# start of RECORDS SHOWN
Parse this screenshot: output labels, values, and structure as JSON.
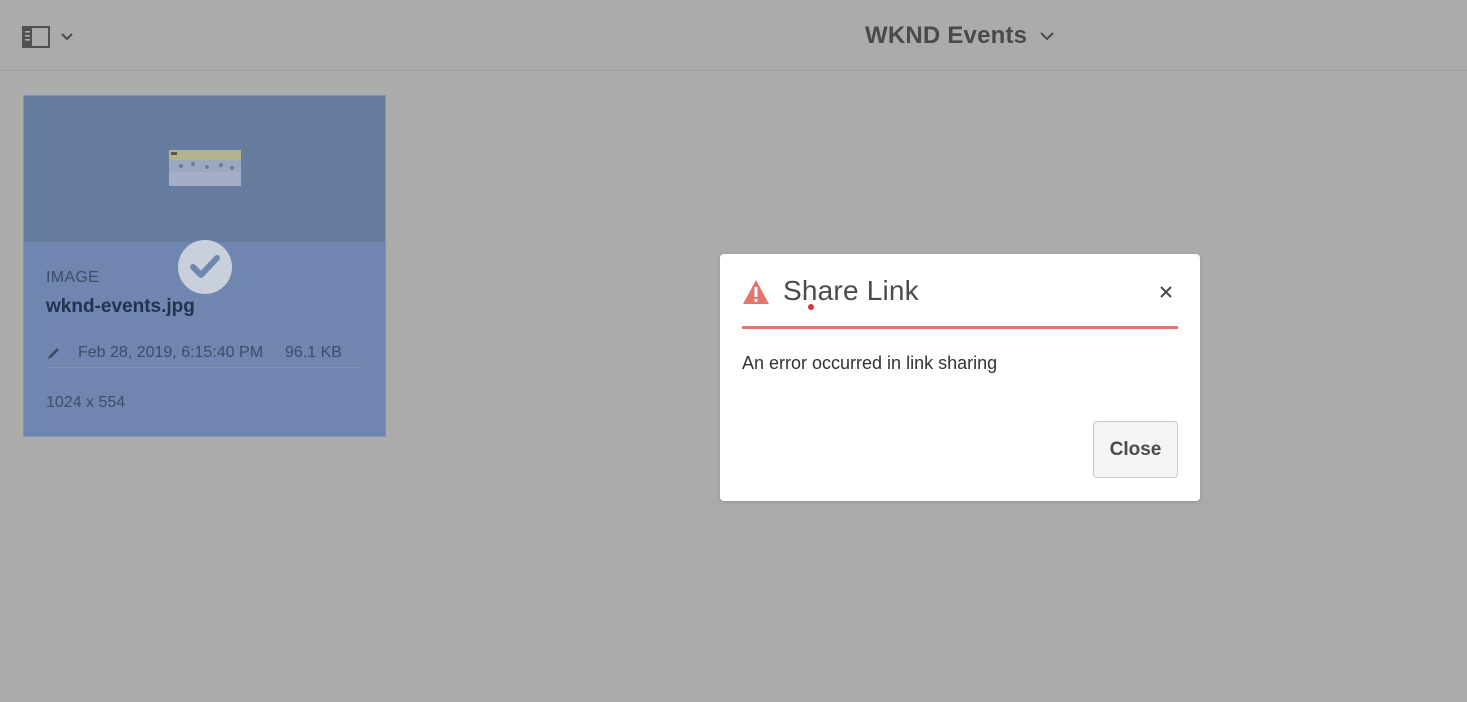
{
  "header": {
    "title": "WKND Events",
    "rail_toggle_icon": "sidebar-layout-icon",
    "dropdown_icon": "chevron-down-icon"
  },
  "card": {
    "type": "IMAGE",
    "name": "wknd-events.jpg",
    "modified": "Feb 28, 2019, 6:15:40 PM",
    "size": "96.1 KB",
    "dimensions": "1024 x 554",
    "selected": true,
    "edit_icon": "pencil-icon",
    "check_icon": "checkmark-icon",
    "selection_color": "#6f86b0"
  },
  "dialog": {
    "title": "Share Link",
    "message": "An error occurred in link sharing",
    "close_label": "Close",
    "alert_icon": "warning-triangle-icon",
    "dismiss_icon": "close-icon",
    "accent_color": "#e4736e"
  },
  "overlay_color": "#ababab"
}
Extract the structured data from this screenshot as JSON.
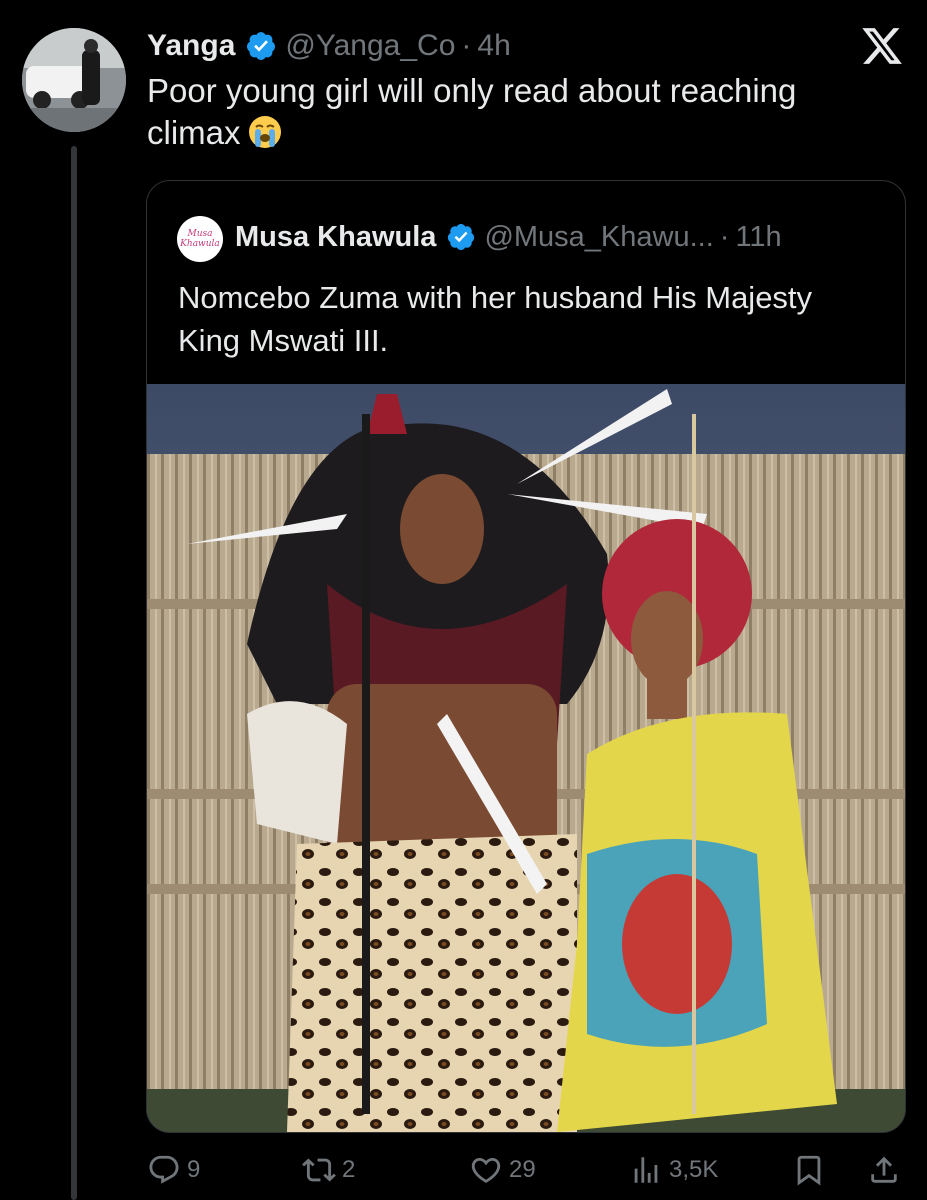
# end of RECORDS SHOWN
THE EXERCISE —
Reproduce the full listing faithfully, but do not carry over any pictures.

OUTPUT FOR THIS EXERCISE —
Parse this screenshot: output labels, values, and structure as JSON.
{
  "header": {
    "title": "WKND Events",
    "rail_toggle_icon": "sidebar-layout-icon",
    "dropdown_icon": "chevron-down-icon"
  },
  "card": {
    "type": "IMAGE",
    "name": "wknd-events.jpg",
    "modified": "Feb 28, 2019, 6:15:40 PM",
    "size": "96.1 KB",
    "dimensions": "1024 x 554",
    "selected": true,
    "edit_icon": "pencil-icon",
    "check_icon": "checkmark-icon",
    "selection_color": "#6f86b0"
  },
  "dialog": {
    "title": "Share Link",
    "message": "An error occurred in link sharing",
    "close_label": "Close",
    "alert_icon": "warning-triangle-icon",
    "dismiss_icon": "close-icon",
    "accent_color": "#e4736e"
  },
  "overlay_color": "#ababab"
}
Extract the structured data from this screenshot as JSON.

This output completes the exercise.